[Supplied records — start]

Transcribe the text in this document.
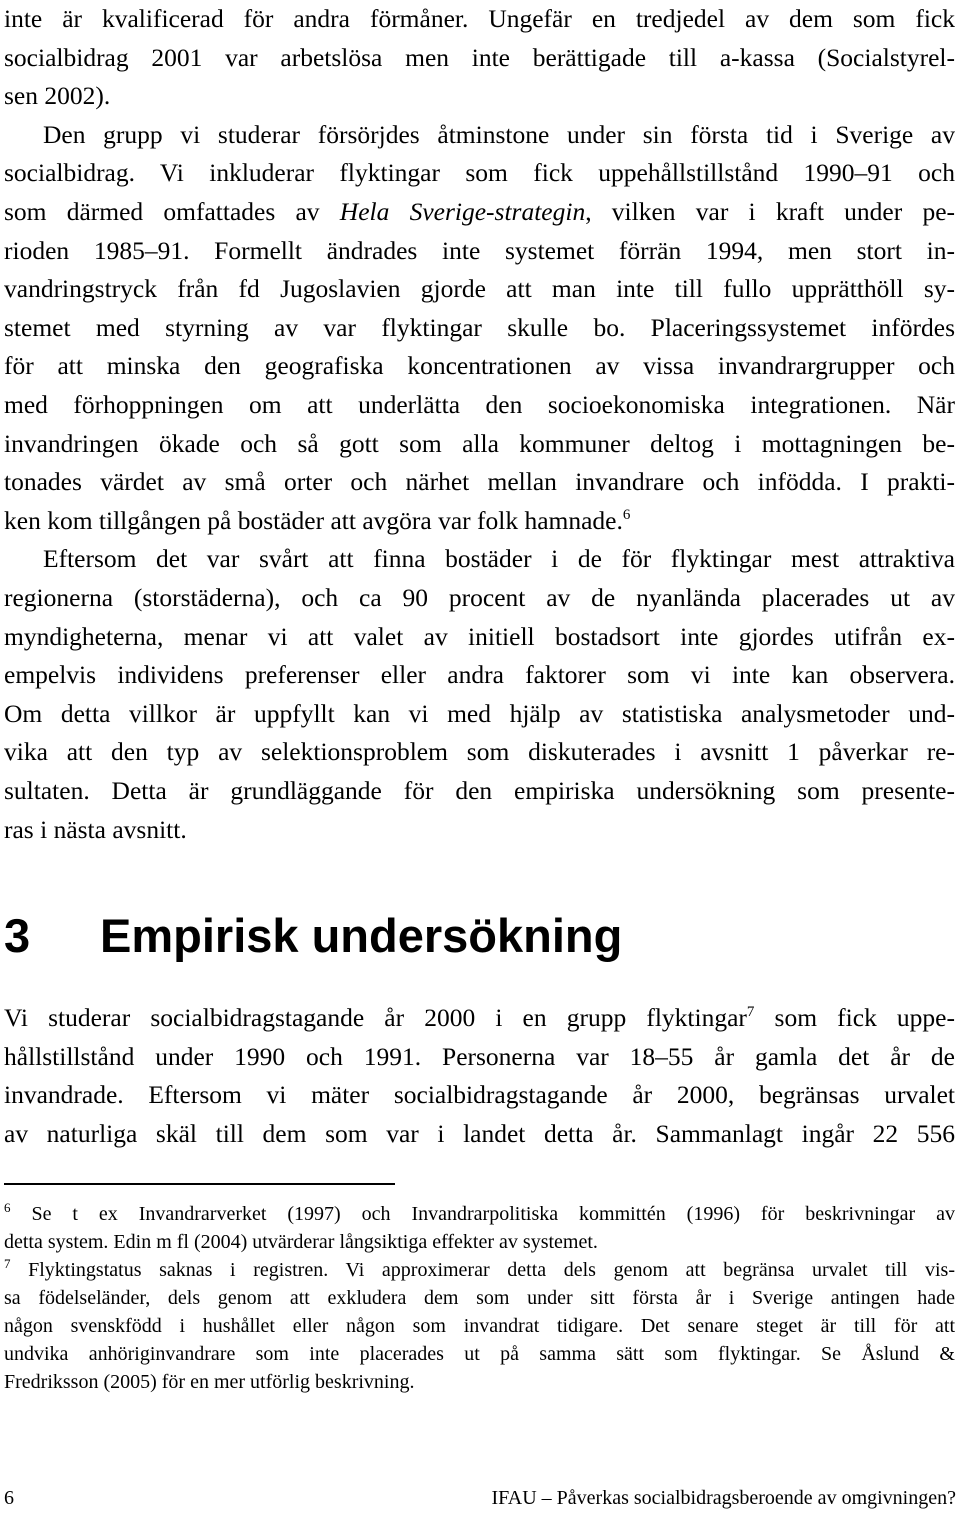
inte är kvalificerad för andra förmåner. Ungefär en tredjedel av dem som fick
socialbidrag 2001 var arbetslösa men inte berättigade till a-kassa (Socialstyrel-
sen 2002).
Den grupp vi studerar försörjdes åtminstone under sin första tid i Sverige av
socialbidrag. Vi inkluderar flyktingar som fick uppehållstillstånd 1990–91 och
som därmed omfattades av Hela Sverige-strategin, vilken var i kraft under pe-
rioden 1985–91. Formellt ändrades inte systemet förrän 1994, men stort in-
vandringstryck från fd Jugoslavien gjorde att man inte till fullo upprätthöll sy-
stemet med styrning av var flyktingar skulle bo. Placeringssystemet infördes
för att minska den geografiska koncentrationen av vissa invandrargrupper och
med förhoppningen om att underlätta den socioekonomiska integrationen. När
invandringen ökade och så gott som alla kommuner deltog i mottagningen be-
tonades värdet av små orter och närhet mellan invandrare och infödda. I prakti-
ken kom tillgången på bostäder att avgöra var folk hamnade.$^6$
Eftersom det var svårt att finna bostäder i de för flyktingar mest attraktiva
regionerna (storstäderna), och ca 90 procent av de nyanlända placerades ut av
myndigheterna, menar vi att valet av initiell bostadsort inte gjordes utifrån ex-
empelvis individens preferenser eller andra faktorer som vi inte kan observera.
Om detta villkor är uppfyllt kan vi med hjälp av statistiska analysmetoder und-
vika att den typ av selektionsproblem som diskuterades i avsnitt 1 påverkar re-
sultaten. Detta är grundläggande för den empiriska undersökning som presente-
ras i nästa avsnitt.
3 Empirisk undersökning
Vi studerar socialbidragstagande år 2000 i en grupp flyktingar$^7$ som fick uppe-
hållstillstånd under 1990 och 1991. Personerna var 18–55 år gamla det år de
invandrade. Eftersom vi mäter socialbidragstagande år 2000, begränsas urvalet
av naturliga skäl till dem som var i landet detta år. Sammanlagt ingår 22 556
$^6$ Se t ex Invandrarverket (1997) och Invandrarpolitiska kommittén (1996) för beskrivningar av
detta system. Edin m fl (2004) utvärderar långsiktiga effekter av systemet.
$^7$ Flyktingstatus saknas i registren. Vi approximerar detta dels genom att begränsa urvalet till vis-
sa födelseländer, dels genom att exkludera dem som under sitt första år i Sverige antingen hade
någon svenskfödd i hushållet eller någon som invandrat tidigare. Det senare steget är till för att
undvika anhöriginvandrare som inte placerades ut på samma sätt som flyktingar. Se Åslund &
Fredriksson (2005) för en mer utförlig beskrivning.
6	IFAU – Påverkas socialbidragsberoende av omgivningen?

[Supplied records — finish]

→ Exercise directions:
Give each record above back word for word, but carry over none of the pictures.

→ Result of the exercise:
Transcribe the text in this document.
inte är kvalificerad för andra förmåner. Ungefär en tredjedel av dem som fick
socialbidrag 2001 var arbetslösa men inte berättigade till a-kassa (Socialstyrel-
sen 2002).
Den grupp vi studerar försörjdes åtminstone under sin första tid i Sverige av
socialbidrag. Vi inkluderar flyktingar som fick uppehållstillstånd 1990–91 och
som därmed omfattades av Hela Sverige-strategin, vilken var i kraft under pe-
rioden 1985–91. Formellt ändrades inte systemet förrän 1994, men stort in-
vandringstryck från fd Jugoslavien gjorde att man inte till fullo upprätthöll sy-
stemet med styrning av var flyktingar skulle bo. Placeringssystemet infördes
för att minska den geografiska koncentrationen av vissa invandrargrupper och
med förhoppningen om att underlätta den socioekonomiska integrationen. När
invandringen ökade och så gott som alla kommuner deltog i mottagningen be-
tonades värdet av små orter och närhet mellan invandrare och infödda. I prakti-
ken kom tillgången på bostäder att avgöra var folk hamnade.$^6$
Eftersom det var svårt att finna bostäder i de för flyktingar mest attraktiva
regionerna (storstäderna), och ca 90 procent av de nyanlända placerades ut av
myndigheterna, menar vi att valet av initiell bostadsort inte gjordes utifrån ex-
empelvis individens preferenser eller andra faktorer som vi inte kan observera.
Om detta villkor är uppfyllt kan vi med hjälp av statistiska analysmetoder und-
vika att den typ av selektionsproblem som diskuterades i avsnitt 1 påverkar re-
sultaten. Detta är grundläggande för den empiriska undersökning som presente-
ras i nästa avsnitt.
3 Empirisk undersökning
Vi studerar socialbidragstagande år 2000 i en grupp flyktingar$^7$ som fick uppe-
hållstillstånd under 1990 och 1991. Personerna var 18–55 år gamla det år de
invandrade. Eftersom vi mäter socialbidragstagande år 2000, begränsas urvalet
av naturliga skäl till dem som var i landet detta år. Sammanlagt ingår 22 556
$^6$ Se t ex Invandrarverket (1997) och Invandrarpolitiska kommittén (1996) för beskrivningar av
detta system. Edin m fl (2004) utvärderar långsiktiga effekter av systemet.
$^7$ Flyktingstatus saknas i registren. Vi approximerar detta dels genom att begränsa urvalet till vis-
sa födelseländer, dels genom att exkludera dem som under sitt första år i Sverige antingen hade
någon svenskfödd i hushållet eller någon som invandrat tidigare. Det senare steget är till för att
undvika anhöriginvandrare som inte placerades ut på samma sätt som flyktingar. Se Åslund &
Fredriksson (2005) för en mer utförlig beskrivning.
6	IFAU – Påverkas socialbidragsberoende av omgivningen?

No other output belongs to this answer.